> _TASK DIRECTIONS_:
Set the following entries down again exactly, line by line.

> _MATERIAL FOR THE TASK_:
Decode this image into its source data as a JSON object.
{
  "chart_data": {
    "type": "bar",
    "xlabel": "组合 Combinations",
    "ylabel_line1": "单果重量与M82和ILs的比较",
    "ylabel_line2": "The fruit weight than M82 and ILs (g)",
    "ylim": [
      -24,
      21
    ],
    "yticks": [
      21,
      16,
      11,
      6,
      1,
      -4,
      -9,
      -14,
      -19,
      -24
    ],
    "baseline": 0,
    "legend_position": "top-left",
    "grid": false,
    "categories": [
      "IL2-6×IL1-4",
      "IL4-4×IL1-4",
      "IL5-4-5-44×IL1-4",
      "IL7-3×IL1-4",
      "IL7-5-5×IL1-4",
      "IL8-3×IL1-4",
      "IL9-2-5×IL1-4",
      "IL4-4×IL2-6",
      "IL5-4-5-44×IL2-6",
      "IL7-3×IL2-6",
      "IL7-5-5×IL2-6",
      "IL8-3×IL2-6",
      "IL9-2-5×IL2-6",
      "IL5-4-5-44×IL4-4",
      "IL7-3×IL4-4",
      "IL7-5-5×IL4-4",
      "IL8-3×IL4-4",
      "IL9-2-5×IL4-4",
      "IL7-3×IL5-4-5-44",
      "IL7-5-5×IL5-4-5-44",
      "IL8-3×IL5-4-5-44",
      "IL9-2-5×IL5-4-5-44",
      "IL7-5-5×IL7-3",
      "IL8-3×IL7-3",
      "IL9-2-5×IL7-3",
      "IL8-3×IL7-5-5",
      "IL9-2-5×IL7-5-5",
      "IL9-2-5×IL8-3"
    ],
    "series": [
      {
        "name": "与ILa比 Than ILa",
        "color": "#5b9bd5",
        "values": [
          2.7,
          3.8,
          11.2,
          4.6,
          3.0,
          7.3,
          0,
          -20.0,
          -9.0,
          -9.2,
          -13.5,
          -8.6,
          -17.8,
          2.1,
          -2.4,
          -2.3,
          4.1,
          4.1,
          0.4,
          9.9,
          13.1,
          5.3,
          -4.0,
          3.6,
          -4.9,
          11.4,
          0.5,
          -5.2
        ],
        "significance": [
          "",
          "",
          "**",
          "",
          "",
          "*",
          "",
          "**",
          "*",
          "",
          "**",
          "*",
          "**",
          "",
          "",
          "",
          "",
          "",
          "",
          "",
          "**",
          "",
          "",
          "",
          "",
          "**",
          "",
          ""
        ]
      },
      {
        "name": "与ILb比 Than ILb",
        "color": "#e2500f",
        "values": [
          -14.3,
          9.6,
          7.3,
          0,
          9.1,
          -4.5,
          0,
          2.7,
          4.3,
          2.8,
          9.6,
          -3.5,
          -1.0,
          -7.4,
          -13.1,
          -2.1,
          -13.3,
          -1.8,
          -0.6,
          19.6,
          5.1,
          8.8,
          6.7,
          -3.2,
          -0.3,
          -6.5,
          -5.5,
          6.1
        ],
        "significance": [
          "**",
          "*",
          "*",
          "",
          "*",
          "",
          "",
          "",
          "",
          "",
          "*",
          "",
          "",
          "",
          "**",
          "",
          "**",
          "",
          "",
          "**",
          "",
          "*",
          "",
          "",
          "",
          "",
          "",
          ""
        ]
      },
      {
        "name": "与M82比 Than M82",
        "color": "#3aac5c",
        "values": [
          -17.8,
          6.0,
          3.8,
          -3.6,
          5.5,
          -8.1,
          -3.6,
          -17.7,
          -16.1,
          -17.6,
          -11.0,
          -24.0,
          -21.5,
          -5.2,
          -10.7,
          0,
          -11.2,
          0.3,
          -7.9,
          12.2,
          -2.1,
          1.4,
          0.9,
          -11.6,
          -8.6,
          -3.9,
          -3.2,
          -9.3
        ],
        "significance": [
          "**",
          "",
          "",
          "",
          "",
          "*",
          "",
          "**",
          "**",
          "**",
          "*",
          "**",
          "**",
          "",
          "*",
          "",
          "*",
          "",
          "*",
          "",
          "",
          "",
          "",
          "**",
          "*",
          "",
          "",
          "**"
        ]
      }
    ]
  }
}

> _TASK SOLUTION_:
Decode this image into its source data as a JSON object.
{
  "chart_data": {
    "type": "bar",
    "xlabel": "组合 Combinations",
    "ylabel_line1": "单果重量与M82和ILs的比较",
    "ylabel_line2": "The fruit weight than M82 and ILs (g)",
    "ylim": [
      -24,
      21
    ],
    "yticks": [
      21,
      16,
      11,
      6,
      1,
      -4,
      -9,
      -14,
      -19,
      -24
    ],
    "baseline": 0,
    "legend_position": "top-left",
    "grid": false,
    "categories": [
      "IL2-6×IL1-4",
      "IL4-4×IL1-4",
      "IL5-4-5-44×IL1-4",
      "IL7-3×IL1-4",
      "IL7-5-5×IL1-4",
      "IL8-3×IL1-4",
      "IL9-2-5×IL1-4",
      "IL4-4×IL2-6",
      "IL5-4-5-44×IL2-6",
      "IL7-3×IL2-6",
      "IL7-5-5×IL2-6",
      "IL8-3×IL2-6",
      "IL9-2-5×IL2-6",
      "IL5-4-5-44×IL4-4",
      "IL7-3×IL4-4",
      "IL7-5-5×IL4-4",
      "IL8-3×IL4-4",
      "IL9-2-5×IL4-4",
      "IL7-3×IL5-4-5-44",
      "IL7-5-5×IL5-4-5-44",
      "IL8-3×IL5-4-5-44",
      "IL9-2-5×IL5-4-5-44",
      "IL7-5-5×IL7-3",
      "IL8-3×IL7-3",
      "IL9-2-5×IL7-3",
      "IL8-3×IL7-5-5",
      "IL9-2-5×IL7-5-5",
      "IL9-2-5×IL8-3"
    ],
    "series": [
      {
        "name": "与ILa比 Than ILa",
        "color": "#5b9bd5",
        "values": [
          2.7,
          3.8,
          11.2,
          4.6,
          3.0,
          7.3,
          0,
          -20.0,
          -9.0,
          -9.2,
          -13.5,
          -8.6,
          -17.8,
          2.1,
          -2.4,
          -2.3,
          4.1,
          4.1,
          0.4,
          9.9,
          13.1,
          5.3,
          -4.0,
          3.6,
          -4.9,
          11.4,
          0.5,
          -5.2
        ],
        "significance": [
          "",
          "",
          "**",
          "",
          "",
          "*",
          "",
          "**",
          "*",
          "",
          "**",
          "*",
          "**",
          "",
          "",
          "",
          "",
          "",
          "",
          "",
          "**",
          "",
          "",
          "",
          "",
          "**",
          "",
          ""
        ]
      },
      {
        "name": "与ILb比 Than ILb",
        "color": "#e2500f",
        "values": [
          -14.3,
          9.6,
          7.3,
          0,
          9.1,
          -4.5,
          0,
          2.7,
          4.3,
          2.8,
          9.6,
          -3.5,
          -1.0,
          -7.4,
          -13.1,
          -2.1,
          -13.3,
          -1.8,
          -0.6,
          19.6,
          5.1,
          8.8,
          6.7,
          -3.2,
          -0.3,
          -6.5,
          -5.5,
          6.1
        ],
        "significance": [
          "**",
          "*",
          "*",
          "",
          "*",
          "",
          "",
          "",
          "",
          "",
          "*",
          "",
          "",
          "",
          "**",
          "",
          "**",
          "",
          "",
          "**",
          "",
          "*",
          "",
          "",
          "",
          "",
          "",
          ""
        ]
      },
      {
        "name": "与M82比 Than M82",
        "color": "#3aac5c",
        "values": [
          -17.8,
          6.0,
          3.8,
          -3.6,
          5.5,
          -8.1,
          -3.6,
          -17.7,
          -16.1,
          -17.6,
          -11.0,
          -24.0,
          -21.5,
          -5.2,
          -10.7,
          0,
          -11.2,
          0.3,
          -7.9,
          12.2,
          -2.1,
          1.4,
          0.9,
          -11.6,
          -8.6,
          -3.9,
          -3.2,
          -9.3
        ],
        "significance": [
          "**",
          "",
          "",
          "",
          "",
          "*",
          "",
          "**",
          "**",
          "**",
          "*",
          "**",
          "**",
          "",
          "*",
          "",
          "*",
          "",
          "*",
          "",
          "",
          "",
          "",
          "**",
          "*",
          "",
          "",
          "**"
        ]
      }
    ]
  }
}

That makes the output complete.